▶ _Entries_
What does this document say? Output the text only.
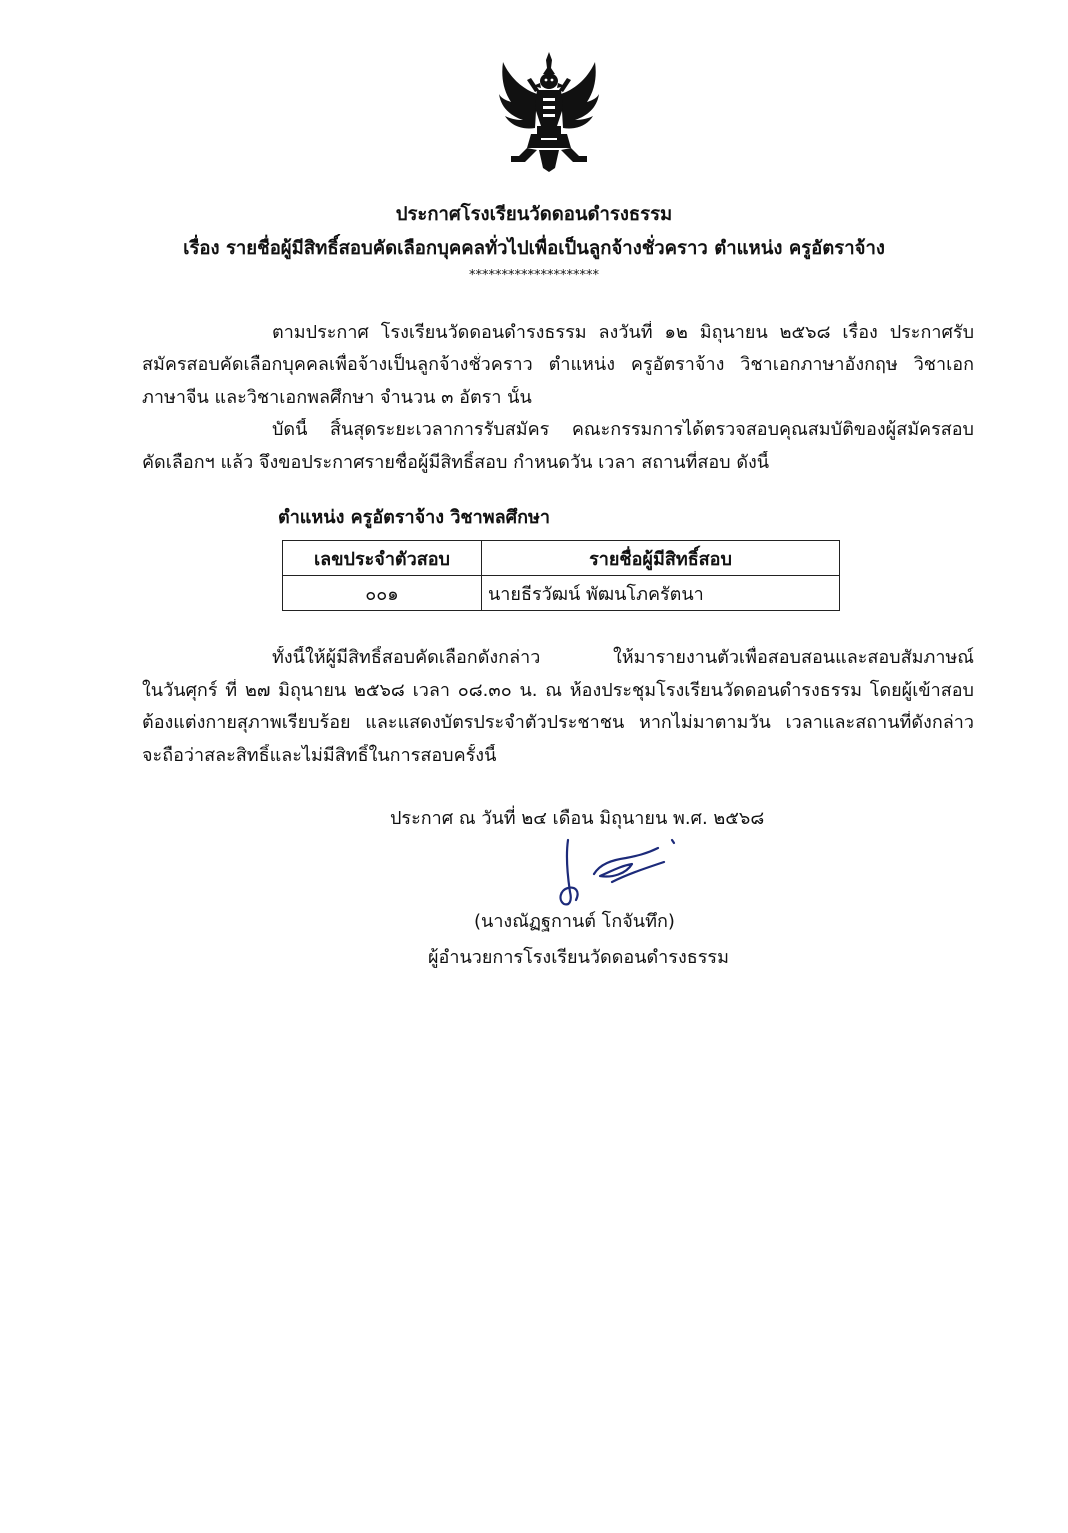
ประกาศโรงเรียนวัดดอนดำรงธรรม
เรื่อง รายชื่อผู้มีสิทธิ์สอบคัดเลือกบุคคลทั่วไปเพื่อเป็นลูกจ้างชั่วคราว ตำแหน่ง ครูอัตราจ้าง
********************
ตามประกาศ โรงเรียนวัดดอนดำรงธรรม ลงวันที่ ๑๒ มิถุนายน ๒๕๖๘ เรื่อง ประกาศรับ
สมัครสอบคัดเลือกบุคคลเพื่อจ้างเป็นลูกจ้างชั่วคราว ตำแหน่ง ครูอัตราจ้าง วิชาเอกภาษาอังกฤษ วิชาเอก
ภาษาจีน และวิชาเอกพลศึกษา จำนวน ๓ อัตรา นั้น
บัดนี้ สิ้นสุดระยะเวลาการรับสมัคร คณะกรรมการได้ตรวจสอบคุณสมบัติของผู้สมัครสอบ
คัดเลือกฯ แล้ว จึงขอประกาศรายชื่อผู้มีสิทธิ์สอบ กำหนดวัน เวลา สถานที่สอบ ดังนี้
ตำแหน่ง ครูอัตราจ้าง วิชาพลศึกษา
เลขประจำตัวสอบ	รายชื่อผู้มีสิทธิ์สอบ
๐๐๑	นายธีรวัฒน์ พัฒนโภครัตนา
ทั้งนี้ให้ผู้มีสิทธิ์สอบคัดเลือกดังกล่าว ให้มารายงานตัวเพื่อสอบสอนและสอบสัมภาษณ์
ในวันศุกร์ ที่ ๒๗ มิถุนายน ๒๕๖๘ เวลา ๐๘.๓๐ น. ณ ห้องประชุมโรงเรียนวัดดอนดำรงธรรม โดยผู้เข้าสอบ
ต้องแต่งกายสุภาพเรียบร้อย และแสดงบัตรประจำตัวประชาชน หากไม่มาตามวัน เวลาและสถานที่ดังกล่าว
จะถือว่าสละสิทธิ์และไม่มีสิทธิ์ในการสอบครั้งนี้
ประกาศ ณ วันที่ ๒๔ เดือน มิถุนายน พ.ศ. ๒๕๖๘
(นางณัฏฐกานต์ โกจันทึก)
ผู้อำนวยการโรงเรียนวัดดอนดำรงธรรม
...
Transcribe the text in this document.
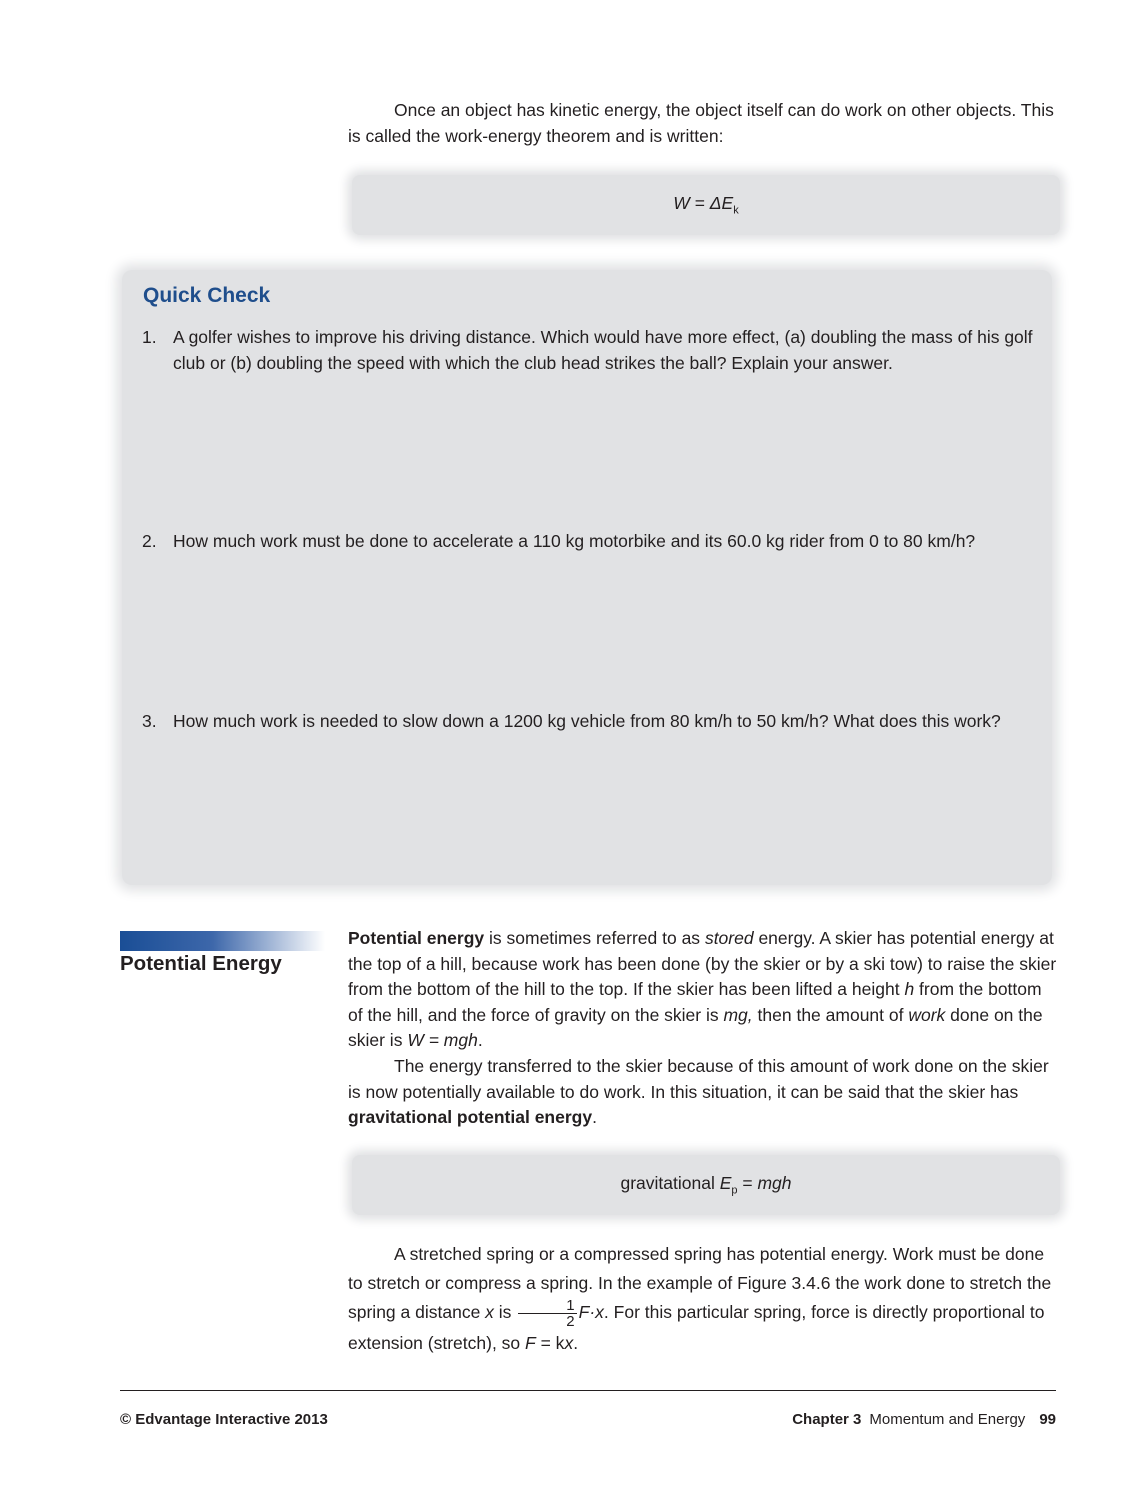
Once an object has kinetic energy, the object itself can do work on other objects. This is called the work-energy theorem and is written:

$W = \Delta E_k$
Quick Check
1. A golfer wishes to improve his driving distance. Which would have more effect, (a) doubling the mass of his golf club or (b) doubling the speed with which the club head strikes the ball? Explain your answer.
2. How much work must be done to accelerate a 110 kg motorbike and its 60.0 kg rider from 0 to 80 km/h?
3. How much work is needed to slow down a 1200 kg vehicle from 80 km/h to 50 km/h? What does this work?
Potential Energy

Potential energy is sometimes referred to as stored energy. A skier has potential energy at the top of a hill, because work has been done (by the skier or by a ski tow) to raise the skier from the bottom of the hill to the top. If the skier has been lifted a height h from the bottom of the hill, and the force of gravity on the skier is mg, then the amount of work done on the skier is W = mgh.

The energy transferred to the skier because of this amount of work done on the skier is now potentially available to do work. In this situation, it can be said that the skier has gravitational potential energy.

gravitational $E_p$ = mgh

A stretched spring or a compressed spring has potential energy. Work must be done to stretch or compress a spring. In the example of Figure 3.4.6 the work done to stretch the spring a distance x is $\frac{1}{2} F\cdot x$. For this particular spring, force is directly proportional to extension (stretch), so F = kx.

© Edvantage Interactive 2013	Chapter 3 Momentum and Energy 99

▶ _Written request_
Identify lines with the string "วคราว". Copy each one.

▶ _Finished answer_
เรื่อง รายชื่อผู้มีสิทธิ์สอบคัดเลือกบุคคลทั่วไปเพื่อเป็นลูกจ้างชั่วคราว ตำแหน่ง ครูอัตราจ้าง
สมัครสอบคัดเลือกบุคคลเพื่อจ้างเป็นลูกจ้างชั่วคราว ตำแหน่ง ครูอัตราจ้าง วิชาเอกภาษาอังกฤษ วิชาเอก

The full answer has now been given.